• _PROBLEM STATEMENT_:
Go through the data below and copy it exactly, skipping every picture.

• _INFORMATION GIVEN_:

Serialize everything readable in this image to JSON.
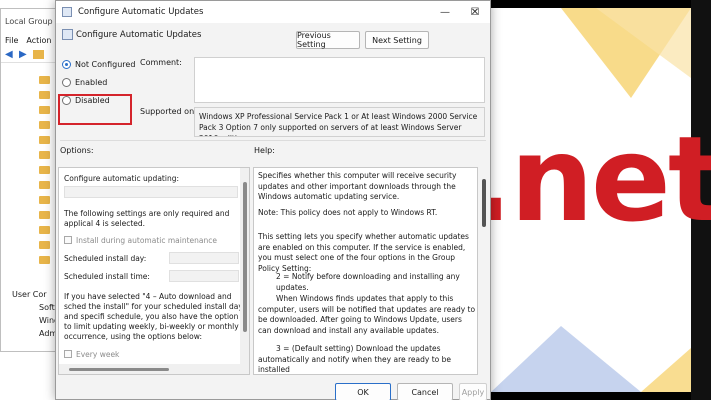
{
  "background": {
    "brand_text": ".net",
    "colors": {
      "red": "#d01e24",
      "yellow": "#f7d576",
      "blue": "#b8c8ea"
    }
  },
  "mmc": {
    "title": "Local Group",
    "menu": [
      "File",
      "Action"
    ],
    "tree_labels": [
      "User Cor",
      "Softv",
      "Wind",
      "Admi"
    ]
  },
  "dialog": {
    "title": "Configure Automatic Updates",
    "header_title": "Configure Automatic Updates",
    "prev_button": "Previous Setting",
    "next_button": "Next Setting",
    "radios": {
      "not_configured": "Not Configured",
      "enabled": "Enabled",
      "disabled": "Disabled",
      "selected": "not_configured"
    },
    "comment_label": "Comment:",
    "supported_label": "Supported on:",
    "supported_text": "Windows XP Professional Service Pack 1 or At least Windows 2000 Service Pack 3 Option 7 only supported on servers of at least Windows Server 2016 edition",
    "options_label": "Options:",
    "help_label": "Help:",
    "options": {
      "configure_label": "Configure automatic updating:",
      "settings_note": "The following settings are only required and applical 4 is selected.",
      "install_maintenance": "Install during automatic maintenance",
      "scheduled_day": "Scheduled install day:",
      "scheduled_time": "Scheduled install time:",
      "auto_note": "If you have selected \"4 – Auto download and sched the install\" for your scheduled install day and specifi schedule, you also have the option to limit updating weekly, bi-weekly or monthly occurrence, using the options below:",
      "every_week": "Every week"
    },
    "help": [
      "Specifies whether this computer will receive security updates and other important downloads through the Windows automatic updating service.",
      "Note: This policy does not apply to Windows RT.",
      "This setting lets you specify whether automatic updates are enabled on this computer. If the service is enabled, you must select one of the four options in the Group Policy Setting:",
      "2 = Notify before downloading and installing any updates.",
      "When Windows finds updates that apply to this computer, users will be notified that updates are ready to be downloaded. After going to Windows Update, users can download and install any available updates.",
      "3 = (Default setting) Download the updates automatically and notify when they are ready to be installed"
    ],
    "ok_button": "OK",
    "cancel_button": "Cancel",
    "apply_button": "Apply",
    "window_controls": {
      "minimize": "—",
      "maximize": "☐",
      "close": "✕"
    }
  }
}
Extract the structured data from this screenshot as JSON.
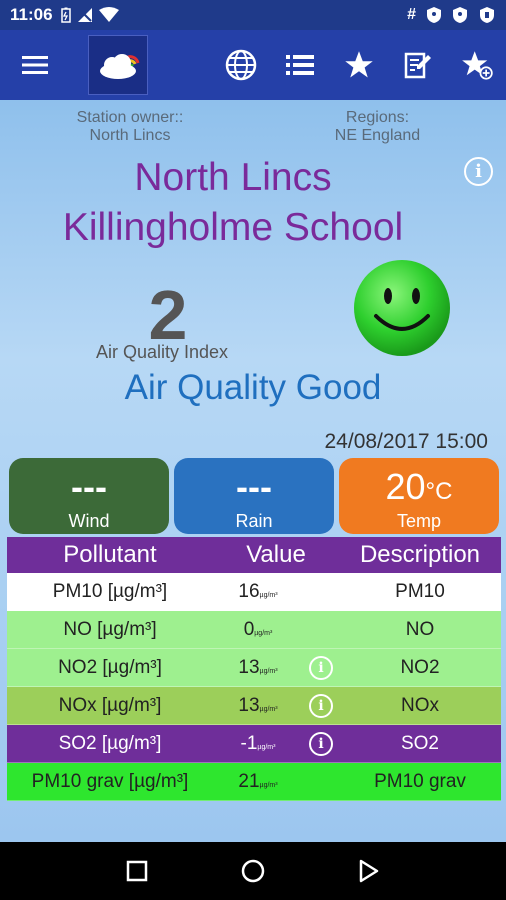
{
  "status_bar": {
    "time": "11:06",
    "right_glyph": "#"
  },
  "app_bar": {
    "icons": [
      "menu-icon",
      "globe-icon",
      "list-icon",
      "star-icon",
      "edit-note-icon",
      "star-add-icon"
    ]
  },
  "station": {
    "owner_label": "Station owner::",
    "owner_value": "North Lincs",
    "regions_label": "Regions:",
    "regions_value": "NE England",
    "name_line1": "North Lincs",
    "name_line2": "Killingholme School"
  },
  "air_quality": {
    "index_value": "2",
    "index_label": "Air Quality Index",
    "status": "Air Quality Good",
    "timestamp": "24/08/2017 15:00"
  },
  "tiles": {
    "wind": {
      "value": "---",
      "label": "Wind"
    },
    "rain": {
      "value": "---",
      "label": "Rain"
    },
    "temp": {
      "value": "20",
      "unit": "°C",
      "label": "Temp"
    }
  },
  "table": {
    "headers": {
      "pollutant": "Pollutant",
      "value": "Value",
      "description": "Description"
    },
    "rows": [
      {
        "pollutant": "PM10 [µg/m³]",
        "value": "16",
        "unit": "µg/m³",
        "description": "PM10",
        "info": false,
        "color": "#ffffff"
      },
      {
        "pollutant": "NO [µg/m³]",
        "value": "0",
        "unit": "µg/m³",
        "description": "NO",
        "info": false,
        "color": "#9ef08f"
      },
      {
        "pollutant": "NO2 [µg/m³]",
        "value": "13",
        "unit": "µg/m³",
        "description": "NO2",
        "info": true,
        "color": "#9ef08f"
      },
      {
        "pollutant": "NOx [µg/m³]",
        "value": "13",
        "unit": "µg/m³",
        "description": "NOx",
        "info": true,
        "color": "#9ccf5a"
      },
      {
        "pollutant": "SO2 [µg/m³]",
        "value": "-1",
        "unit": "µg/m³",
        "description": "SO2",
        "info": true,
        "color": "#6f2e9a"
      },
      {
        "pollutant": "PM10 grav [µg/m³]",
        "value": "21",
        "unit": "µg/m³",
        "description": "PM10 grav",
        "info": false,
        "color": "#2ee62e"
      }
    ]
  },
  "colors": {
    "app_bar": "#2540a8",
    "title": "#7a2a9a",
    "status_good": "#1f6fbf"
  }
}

• _ANSWER BELOW_:
Serialize everything readable in this image to JSON.
{
  "background": {
    "brand_text": ".net",
    "colors": {
      "red": "#d01e24",
      "yellow": "#f7d576",
      "blue": "#b8c8ea"
    }
  },
  "mmc": {
    "title": "Local Group",
    "menu": [
      "File",
      "Action"
    ],
    "tree_labels": [
      "User Cor",
      "Softv",
      "Wind",
      "Admi"
    ]
  },
  "dialog": {
    "title": "Configure Automatic Updates",
    "header_title": "Configure Automatic Updates",
    "prev_button": "Previous Setting",
    "next_button": "Next Setting",
    "radios": {
      "not_configured": "Not Configured",
      "enabled": "Enabled",
      "disabled": "Disabled",
      "selected": "not_configured"
    },
    "comment_label": "Comment:",
    "supported_label": "Supported on:",
    "supported_text": "Windows XP Professional Service Pack 1 or At least Windows 2000 Service Pack 3 Option 7 only supported on servers of at least Windows Server 2016 edition",
    "options_label": "Options:",
    "help_label": "Help:",
    "options": {
      "configure_label": "Configure automatic updating:",
      "settings_note": "The following settings are only required and applical 4 is selected.",
      "install_maintenance": "Install during automatic maintenance",
      "scheduled_day": "Scheduled install day:",
      "scheduled_time": "Scheduled install time:",
      "auto_note": "If you have selected \"4 – Auto download and sched the install\" for your scheduled install day and specifi schedule, you also have the option to limit updating weekly, bi-weekly or monthly occurrence, using the options below:",
      "every_week": "Every week"
    },
    "help": [
      "Specifies whether this computer will receive security updates and other important downloads through the Windows automatic updating service.",
      "Note: This policy does not apply to Windows RT.",
      "This setting lets you specify whether automatic updates are enabled on this computer. If the service is enabled, you must select one of the four options in the Group Policy Setting:",
      "2 = Notify before downloading and installing any updates.",
      "When Windows finds updates that apply to this computer, users will be notified that updates are ready to be downloaded. After going to Windows Update, users can download and install any available updates.",
      "3 = (Default setting) Download the updates automatically and notify when they are ready to be installed"
    ],
    "ok_button": "OK",
    "cancel_button": "Cancel",
    "apply_button": "Apply",
    "window_controls": {
      "minimize": "—",
      "maximize": "☐",
      "close": "✕"
    }
  }
}
Extract the structured data from this screenshot as JSON.
{
  "status_bar": {
    "time": "11:06",
    "right_glyph": "#"
  },
  "app_bar": {
    "icons": [
      "menu-icon",
      "globe-icon",
      "list-icon",
      "star-icon",
      "edit-note-icon",
      "star-add-icon"
    ]
  },
  "station": {
    "owner_label": "Station owner::",
    "owner_value": "North Lincs",
    "regions_label": "Regions:",
    "regions_value": "NE England",
    "name_line1": "North Lincs",
    "name_line2": "Killingholme School"
  },
  "air_quality": {
    "index_value": "2",
    "index_label": "Air Quality Index",
    "status": "Air Quality Good",
    "timestamp": "24/08/2017 15:00"
  },
  "tiles": {
    "wind": {
      "value": "---",
      "label": "Wind"
    },
    "rain": {
      "value": "---",
      "label": "Rain"
    },
    "temp": {
      "value": "20",
      "unit": "°C",
      "label": "Temp"
    }
  },
  "table": {
    "headers": {
      "pollutant": "Pollutant",
      "value": "Value",
      "description": "Description"
    },
    "rows": [
      {
        "pollutant": "PM10 [µg/m³]",
        "value": "16",
        "unit": "µg/m³",
        "description": "PM10",
        "info": false,
        "color": "#ffffff"
      },
      {
        "pollutant": "NO [µg/m³]",
        "value": "0",
        "unit": "µg/m³",
        "description": "NO",
        "info": false,
        "color": "#9ef08f"
      },
      {
        "pollutant": "NO2 [µg/m³]",
        "value": "13",
        "unit": "µg/m³",
        "description": "NO2",
        "info": true,
        "color": "#9ef08f"
      },
      {
        "pollutant": "NOx [µg/m³]",
        "value": "13",
        "unit": "µg/m³",
        "description": "NOx",
        "info": true,
        "color": "#9ccf5a"
      },
      {
        "pollutant": "SO2 [µg/m³]",
        "value": "-1",
        "unit": "µg/m³",
        "description": "SO2",
        "info": true,
        "color": "#6f2e9a"
      },
      {
        "pollutant": "PM10 grav [µg/m³]",
        "value": "21",
        "unit": "µg/m³",
        "description": "PM10 grav",
        "info": false,
        "color": "#2ee62e"
      }
    ]
  },
  "colors": {
    "app_bar": "#2540a8",
    "title": "#7a2a9a",
    "status_good": "#1f6fbf"
  }
}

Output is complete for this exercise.